[Coordinate annotation records]
+ + + +
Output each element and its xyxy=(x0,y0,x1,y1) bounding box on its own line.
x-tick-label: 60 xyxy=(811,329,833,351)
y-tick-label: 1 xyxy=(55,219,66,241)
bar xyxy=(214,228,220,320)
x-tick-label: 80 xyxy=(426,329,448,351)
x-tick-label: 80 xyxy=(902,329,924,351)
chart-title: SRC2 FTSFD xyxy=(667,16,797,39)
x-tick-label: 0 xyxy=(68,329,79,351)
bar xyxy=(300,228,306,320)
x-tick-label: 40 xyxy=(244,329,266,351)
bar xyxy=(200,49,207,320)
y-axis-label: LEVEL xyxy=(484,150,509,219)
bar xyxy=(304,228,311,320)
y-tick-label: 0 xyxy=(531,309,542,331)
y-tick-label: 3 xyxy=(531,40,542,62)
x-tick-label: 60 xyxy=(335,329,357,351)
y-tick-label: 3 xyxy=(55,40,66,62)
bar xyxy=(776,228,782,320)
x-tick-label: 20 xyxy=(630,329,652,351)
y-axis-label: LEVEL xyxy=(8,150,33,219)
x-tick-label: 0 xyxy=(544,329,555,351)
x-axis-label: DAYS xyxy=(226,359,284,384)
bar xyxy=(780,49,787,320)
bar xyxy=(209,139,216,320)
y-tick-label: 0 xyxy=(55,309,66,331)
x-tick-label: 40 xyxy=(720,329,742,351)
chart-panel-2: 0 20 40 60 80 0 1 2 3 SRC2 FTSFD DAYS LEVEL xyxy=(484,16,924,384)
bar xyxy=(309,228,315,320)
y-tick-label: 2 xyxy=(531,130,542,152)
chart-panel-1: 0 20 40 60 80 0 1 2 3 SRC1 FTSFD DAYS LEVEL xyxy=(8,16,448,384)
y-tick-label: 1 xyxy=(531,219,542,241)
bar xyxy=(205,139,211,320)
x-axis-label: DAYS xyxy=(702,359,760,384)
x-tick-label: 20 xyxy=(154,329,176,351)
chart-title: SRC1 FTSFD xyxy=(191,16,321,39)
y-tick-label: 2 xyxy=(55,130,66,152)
+ + + +
__STATED TASK__
Reproduce all the lines above, renaming every "LEVEL" to "VALUE" and leaving everything else unchanged.

__SOLUTION FOR THIS TASK__
Output each element and its xyxy=(x0,y0,x1,y1) bounding box on its own line.
x-tick-label: 60 xyxy=(811,329,833,351)
y-tick-label: 1 xyxy=(55,219,66,241)
bar xyxy=(214,228,220,320)
x-tick-label: 80 xyxy=(426,329,448,351)
x-tick-label: 80 xyxy=(902,329,924,351)
chart-title: SRC2 FTSFD xyxy=(667,16,797,39)
x-tick-label: 0 xyxy=(68,329,79,351)
bar xyxy=(300,228,306,320)
x-tick-label: 40 xyxy=(244,329,266,351)
bar xyxy=(200,49,207,320)
y-axis-label: VALUE xyxy=(484,150,509,219)
bar xyxy=(304,228,311,320)
y-tick-label: 0 xyxy=(531,309,542,331)
y-tick-label: 3 xyxy=(531,40,542,62)
x-tick-label: 60 xyxy=(335,329,357,351)
y-tick-label: 3 xyxy=(55,40,66,62)
bar xyxy=(776,228,782,320)
x-tick-label: 20 xyxy=(630,329,652,351)
y-axis-label: VALUE xyxy=(8,150,33,219)
x-tick-label: 0 xyxy=(544,329,555,351)
x-axis-label: DAYS xyxy=(226,359,284,384)
bar xyxy=(780,49,787,320)
bar xyxy=(209,139,216,320)
y-tick-label: 0 xyxy=(55,309,66,331)
x-tick-label: 40 xyxy=(720,329,742,351)
chart-panel-2: 0 20 40 60 80 0 1 2 3 SRC2 FTSFD DAYS VALUE xyxy=(484,16,924,384)
bar xyxy=(309,228,315,320)
y-tick-label: 2 xyxy=(531,130,542,152)
chart-panel-1: 0 20 40 60 80 0 1 2 3 SRC1 FTSFD DAYS VALUE xyxy=(8,16,448,384)
y-tick-label: 1 xyxy=(531,219,542,241)
bar xyxy=(205,139,211,320)
x-axis-label: DAYS xyxy=(702,359,760,384)
x-tick-label: 20 xyxy=(154,329,176,351)
chart-title: SRC1 FTSFD xyxy=(191,16,321,39)
y-tick-label: 2 xyxy=(55,130,66,152)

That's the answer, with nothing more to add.